The problem →
Locate the word "Emissionsklasse" in the material, then show every line that holds it.
____________
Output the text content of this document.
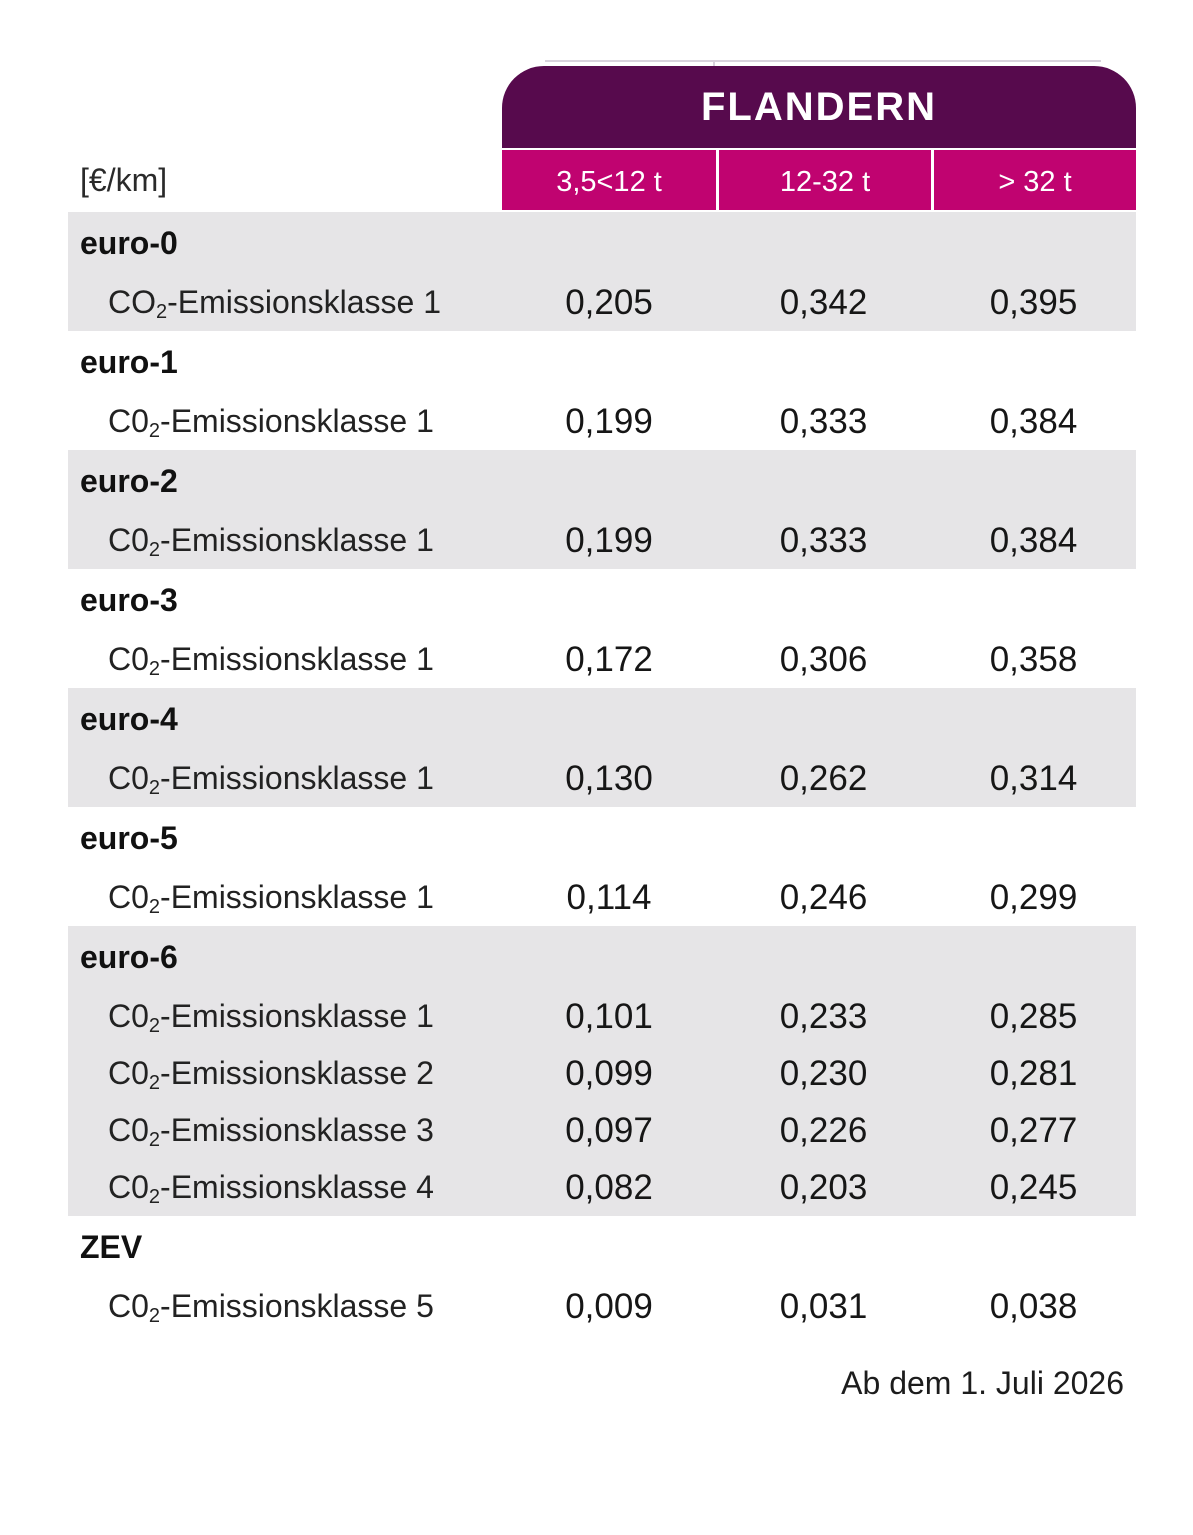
FLANDERN
[€/km]	3,5<12 t	12-32 t	> 32 t
euro-0
CO 2 -Emissionsklasse 1	0,205	0,342	0,395
euro-1
C0 2 -Emissionsklasse 1	0,199	0,333	0,384
euro-2
C0 2 -Emissionsklasse 1	0,199	0,333	0,384
euro-3
C0 2 -Emissionsklasse 1	0,172	0,306	0,358
euro-4
C0 2 -Emissionsklasse 1	0,130	0,262	0,314
euro-5
C0 2 -Emissionsklasse 1	0,114	0,246	0,299
euro-6
C0 2 -Emissionsklasse 1	0,101	0,233	0,285
C0 2 -Emissionsklasse 2	0,099	0,230	0,281
C0 2 -Emissionsklasse 3	0,097	0,226	0,277
C0 2 -Emissionsklasse 4	0,082	0,203	0,245
ZEV
C0 2 -Emissionsklasse 5	0,009	0,031	0,038
Ab dem 1. Juli 2026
____________
Response to the exercise →
CO 2 -Emissionsklasse 1	0,205	0,342	0,395
C0 2 -Emissionsklasse 1	0,199	0,333	0,384
C0 2 -Emissionsklasse 1	0,199	0,333	0,384
C0 2 -Emissionsklasse 1	0,172	0,306	0,358
C0 2 -Emissionsklasse 1	0,130	0,262	0,314
C0 2 -Emissionsklasse 1	0,114	0,246	0,299
C0 2 -Emissionsklasse 1	0,101	0,233	0,285
C0 2 -Emissionsklasse 2	0,099	0,230	0,281
C0 2 -Emissionsklasse 3	0,097	0,226	0,277
C0 2 -Emissionsklasse 4	0,082	0,203	0,245
C0 2 -Emissionsklasse 5	0,009	0,031	0,038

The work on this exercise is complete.